— EXERCISE TASK —
Below are some records; retype all of them exactly.
--------------------------------------------------
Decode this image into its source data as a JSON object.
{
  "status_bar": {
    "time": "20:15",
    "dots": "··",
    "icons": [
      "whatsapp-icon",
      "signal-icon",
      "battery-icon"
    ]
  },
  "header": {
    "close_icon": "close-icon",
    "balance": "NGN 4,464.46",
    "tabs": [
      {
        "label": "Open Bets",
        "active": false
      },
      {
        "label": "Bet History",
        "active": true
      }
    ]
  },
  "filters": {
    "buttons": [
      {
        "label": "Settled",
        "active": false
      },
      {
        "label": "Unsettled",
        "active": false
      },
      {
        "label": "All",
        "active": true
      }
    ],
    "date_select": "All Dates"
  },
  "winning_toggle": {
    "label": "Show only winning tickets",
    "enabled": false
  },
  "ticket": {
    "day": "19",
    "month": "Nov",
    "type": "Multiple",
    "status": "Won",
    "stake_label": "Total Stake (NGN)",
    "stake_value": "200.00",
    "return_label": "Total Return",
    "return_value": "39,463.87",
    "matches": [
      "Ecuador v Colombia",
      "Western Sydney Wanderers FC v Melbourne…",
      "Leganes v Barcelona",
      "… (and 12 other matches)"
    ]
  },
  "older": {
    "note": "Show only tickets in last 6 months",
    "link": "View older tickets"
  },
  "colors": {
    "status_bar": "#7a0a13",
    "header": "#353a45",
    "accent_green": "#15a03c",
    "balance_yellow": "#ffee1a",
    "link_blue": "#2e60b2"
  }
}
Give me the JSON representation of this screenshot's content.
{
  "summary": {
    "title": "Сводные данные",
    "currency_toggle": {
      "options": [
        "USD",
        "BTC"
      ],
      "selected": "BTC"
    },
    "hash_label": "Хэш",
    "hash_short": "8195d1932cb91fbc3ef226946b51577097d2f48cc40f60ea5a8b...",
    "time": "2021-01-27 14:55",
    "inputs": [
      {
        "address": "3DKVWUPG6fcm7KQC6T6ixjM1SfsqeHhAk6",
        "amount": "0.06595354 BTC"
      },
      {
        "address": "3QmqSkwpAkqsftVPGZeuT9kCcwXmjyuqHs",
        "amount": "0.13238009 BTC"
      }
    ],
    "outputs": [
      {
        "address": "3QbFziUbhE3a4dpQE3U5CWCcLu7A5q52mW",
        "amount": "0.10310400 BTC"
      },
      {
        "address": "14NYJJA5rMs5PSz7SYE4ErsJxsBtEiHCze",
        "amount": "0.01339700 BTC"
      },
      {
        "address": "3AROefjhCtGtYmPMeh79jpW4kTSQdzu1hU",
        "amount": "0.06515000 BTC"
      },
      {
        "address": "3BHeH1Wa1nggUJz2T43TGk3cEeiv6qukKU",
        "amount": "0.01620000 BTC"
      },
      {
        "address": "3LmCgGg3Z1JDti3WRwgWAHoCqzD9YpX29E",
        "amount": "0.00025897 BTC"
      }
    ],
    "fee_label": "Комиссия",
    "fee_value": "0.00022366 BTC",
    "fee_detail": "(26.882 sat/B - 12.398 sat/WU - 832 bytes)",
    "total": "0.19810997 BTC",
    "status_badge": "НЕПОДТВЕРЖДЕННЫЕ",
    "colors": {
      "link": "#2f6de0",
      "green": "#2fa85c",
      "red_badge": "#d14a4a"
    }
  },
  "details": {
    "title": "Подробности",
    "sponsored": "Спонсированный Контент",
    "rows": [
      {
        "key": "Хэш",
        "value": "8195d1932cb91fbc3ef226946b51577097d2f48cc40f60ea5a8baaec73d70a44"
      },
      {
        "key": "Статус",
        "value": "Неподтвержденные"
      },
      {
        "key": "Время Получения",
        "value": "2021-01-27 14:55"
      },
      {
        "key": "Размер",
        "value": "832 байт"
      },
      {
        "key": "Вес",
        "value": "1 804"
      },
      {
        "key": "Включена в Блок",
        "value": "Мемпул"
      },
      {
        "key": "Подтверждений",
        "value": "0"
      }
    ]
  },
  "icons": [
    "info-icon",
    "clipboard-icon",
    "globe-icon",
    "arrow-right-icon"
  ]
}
--------------------------------------------------
— PROBLEM SOLUTION —
Decode this image into its source data as a JSON object.
{
  "status_bar": {
    "time": "20:15",
    "dots": "··",
    "icons": [
      "whatsapp-icon",
      "signal-icon",
      "battery-icon"
    ]
  },
  "header": {
    "close_icon": "close-icon",
    "balance": "NGN 4,464.46",
    "tabs": [
      {
        "label": "Open Bets",
        "active": false
      },
      {
        "label": "Bet History",
        "active": true
      }
    ]
  },
  "filters": {
    "buttons": [
      {
        "label": "Settled",
        "active": false
      },
      {
        "label": "Unsettled",
        "active": false
      },
      {
        "label": "All",
        "active": true
      }
    ],
    "date_select": "All Dates"
  },
  "winning_toggle": {
    "label": "Show only winning tickets",
    "enabled": false
  },
  "ticket": {
    "day": "19",
    "month": "Nov",
    "type": "Multiple",
    "status": "Won",
    "stake_label": "Total Stake (NGN)",
    "stake_value": "200.00",
    "return_label": "Total Return",
    "return_value": "39,463.87",
    "matches": [
      "Ecuador v Colombia",
      "Western Sydney Wanderers FC v Melbourne…",
      "Leganes v Barcelona",
      "… (and 12 other matches)"
    ]
  },
  "older": {
    "note": "Show only tickets in last 6 months",
    "link": "View older tickets"
  },
  "colors": {
    "status_bar": "#7a0a13",
    "header": "#353a45",
    "accent_green": "#15a03c",
    "balance_yellow": "#ffee1a",
    "link_blue": "#2e60b2"
  }
}
Give me the JSON representation of this screenshot's content.
{
  "summary": {
    "title": "Сводные данные",
    "currency_toggle": {
      "options": [
        "USD",
        "BTC"
      ],
      "selected": "BTC"
    },
    "hash_label": "Хэш",
    "hash_short": "8195d1932cb91fbc3ef226946b51577097d2f48cc40f60ea5a8b...",
    "time": "2021-01-27 14:55",
    "inputs": [
      {
        "address": "3DKVWUPG6fcm7KQC6T6ixjM1SfsqeHhAk6",
        "amount": "0.06595354 BTC"
      },
      {
        "address": "3QmqSkwpAkqsftVPGZeuT9kCcwXmjyuqHs",
        "amount": "0.13238009 BTC"
      }
    ],
    "outputs": [
      {
        "address": "3QbFziUbhE3a4dpQE3U5CWCcLu7A5q52mW",
        "amount": "0.10310400 BTC"
      },
      {
        "address": "14NYJJA5rMs5PSz7SYE4ErsJxsBtEiHCze",
        "amount": "0.01339700 BTC"
      },
      {
        "address": "3AROefjhCtGtYmPMeh79jpW4kTSQdzu1hU",
        "amount": "0.06515000 BTC"
      },
      {
        "address": "3BHeH1Wa1nggUJz2T43TGk3cEeiv6qukKU",
        "amount": "0.01620000 BTC"
      },
      {
        "address": "3LmCgGg3Z1JDti3WRwgWAHoCqzD9YpX29E",
        "amount": "0.00025897 BTC"
      }
    ],
    "fee_label": "Комиссия",
    "fee_value": "0.00022366 BTC",
    "fee_detail": "(26.882 sat/B - 12.398 sat/WU - 832 bytes)",
    "total": "0.19810997 BTC",
    "status_badge": "НЕПОДТВЕРЖДЕННЫЕ",
    "colors": {
      "link": "#2f6de0",
      "green": "#2fa85c",
      "red_badge": "#d14a4a"
    }
  },
  "details": {
    "title": "Подробности",
    "sponsored": "Спонсированный Контент",
    "rows": [
      {
        "key": "Хэш",
        "value": "8195d1932cb91fbc3ef226946b51577097d2f48cc40f60ea5a8baaec73d70a44"
      },
      {
        "key": "Статус",
        "value": "Неподтвержденные"
      },
      {
        "key": "Время Получения",
        "value": "2021-01-27 14:55"
      },
      {
        "key": "Размер",
        "value": "832 байт"
      },
      {
        "key": "Вес",
        "value": "1 804"
      },
      {
        "key": "Включена в Блок",
        "value": "Мемпул"
      },
      {
        "key": "Подтверждений",
        "value": "0"
      }
    ]
  },
  "icons": [
    "info-icon",
    "clipboard-icon",
    "globe-icon",
    "arrow-right-icon"
  ]
}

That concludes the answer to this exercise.